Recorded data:

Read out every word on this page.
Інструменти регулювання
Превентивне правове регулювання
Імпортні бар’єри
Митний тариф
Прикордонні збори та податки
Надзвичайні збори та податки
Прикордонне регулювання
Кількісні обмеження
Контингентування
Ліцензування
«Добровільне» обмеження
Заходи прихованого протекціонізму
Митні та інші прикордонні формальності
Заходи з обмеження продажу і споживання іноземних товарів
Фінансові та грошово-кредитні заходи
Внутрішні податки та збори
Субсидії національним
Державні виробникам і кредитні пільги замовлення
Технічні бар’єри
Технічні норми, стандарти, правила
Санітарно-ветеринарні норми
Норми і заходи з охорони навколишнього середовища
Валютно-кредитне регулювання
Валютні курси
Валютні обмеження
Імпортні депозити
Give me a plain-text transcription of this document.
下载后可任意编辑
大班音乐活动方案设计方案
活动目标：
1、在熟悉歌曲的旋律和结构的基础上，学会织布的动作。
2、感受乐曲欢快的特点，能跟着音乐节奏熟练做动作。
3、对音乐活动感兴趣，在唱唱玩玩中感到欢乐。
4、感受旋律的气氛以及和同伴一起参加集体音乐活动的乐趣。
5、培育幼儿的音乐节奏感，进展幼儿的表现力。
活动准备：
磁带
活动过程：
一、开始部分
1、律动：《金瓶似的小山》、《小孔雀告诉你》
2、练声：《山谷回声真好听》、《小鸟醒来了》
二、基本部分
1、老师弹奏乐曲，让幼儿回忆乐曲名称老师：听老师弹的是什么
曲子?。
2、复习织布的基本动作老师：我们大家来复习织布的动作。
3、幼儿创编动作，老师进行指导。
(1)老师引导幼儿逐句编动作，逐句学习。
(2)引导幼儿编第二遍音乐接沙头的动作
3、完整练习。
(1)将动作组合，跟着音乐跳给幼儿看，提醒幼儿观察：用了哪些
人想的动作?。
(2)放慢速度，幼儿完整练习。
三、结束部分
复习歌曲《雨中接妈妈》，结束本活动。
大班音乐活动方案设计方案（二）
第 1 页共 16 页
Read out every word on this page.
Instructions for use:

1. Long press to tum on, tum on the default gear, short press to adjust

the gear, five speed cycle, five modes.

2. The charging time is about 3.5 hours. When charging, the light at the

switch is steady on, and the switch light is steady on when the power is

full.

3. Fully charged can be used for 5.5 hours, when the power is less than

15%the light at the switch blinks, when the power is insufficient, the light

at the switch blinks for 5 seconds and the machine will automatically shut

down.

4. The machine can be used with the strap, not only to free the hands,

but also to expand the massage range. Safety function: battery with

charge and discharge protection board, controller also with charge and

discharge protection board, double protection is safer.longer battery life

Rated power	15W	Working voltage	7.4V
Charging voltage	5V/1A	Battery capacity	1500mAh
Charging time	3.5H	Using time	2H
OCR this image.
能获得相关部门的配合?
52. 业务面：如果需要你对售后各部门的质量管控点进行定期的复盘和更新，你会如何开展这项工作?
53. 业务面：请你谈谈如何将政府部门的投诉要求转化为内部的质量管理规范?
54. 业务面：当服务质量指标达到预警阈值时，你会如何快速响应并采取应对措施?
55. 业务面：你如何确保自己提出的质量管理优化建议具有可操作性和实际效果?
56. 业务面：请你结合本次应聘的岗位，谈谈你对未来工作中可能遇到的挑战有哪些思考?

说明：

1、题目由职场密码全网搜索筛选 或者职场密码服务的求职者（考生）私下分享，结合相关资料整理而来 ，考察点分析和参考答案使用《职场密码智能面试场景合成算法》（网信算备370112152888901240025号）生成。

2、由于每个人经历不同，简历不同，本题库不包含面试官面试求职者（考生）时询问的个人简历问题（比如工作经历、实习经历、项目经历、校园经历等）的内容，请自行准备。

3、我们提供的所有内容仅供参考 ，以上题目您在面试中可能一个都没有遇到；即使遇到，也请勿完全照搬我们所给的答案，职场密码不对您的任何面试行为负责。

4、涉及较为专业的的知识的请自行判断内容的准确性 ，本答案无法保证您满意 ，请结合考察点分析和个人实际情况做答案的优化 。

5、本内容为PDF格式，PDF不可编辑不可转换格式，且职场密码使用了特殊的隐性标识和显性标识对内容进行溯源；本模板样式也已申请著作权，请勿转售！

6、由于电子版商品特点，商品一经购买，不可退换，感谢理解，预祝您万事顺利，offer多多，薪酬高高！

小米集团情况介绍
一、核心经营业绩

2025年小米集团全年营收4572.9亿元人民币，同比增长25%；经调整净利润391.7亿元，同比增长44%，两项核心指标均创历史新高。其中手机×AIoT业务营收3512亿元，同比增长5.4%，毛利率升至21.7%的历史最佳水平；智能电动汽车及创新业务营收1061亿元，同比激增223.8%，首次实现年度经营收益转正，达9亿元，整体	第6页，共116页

Brief:
Gather up every line from the listing above in which the word "used" occurs.

The reply:
3. Fully charged can be used for 5.5 hours, when the power is less than
4. The machine can be used with the strap, not only to free the hands,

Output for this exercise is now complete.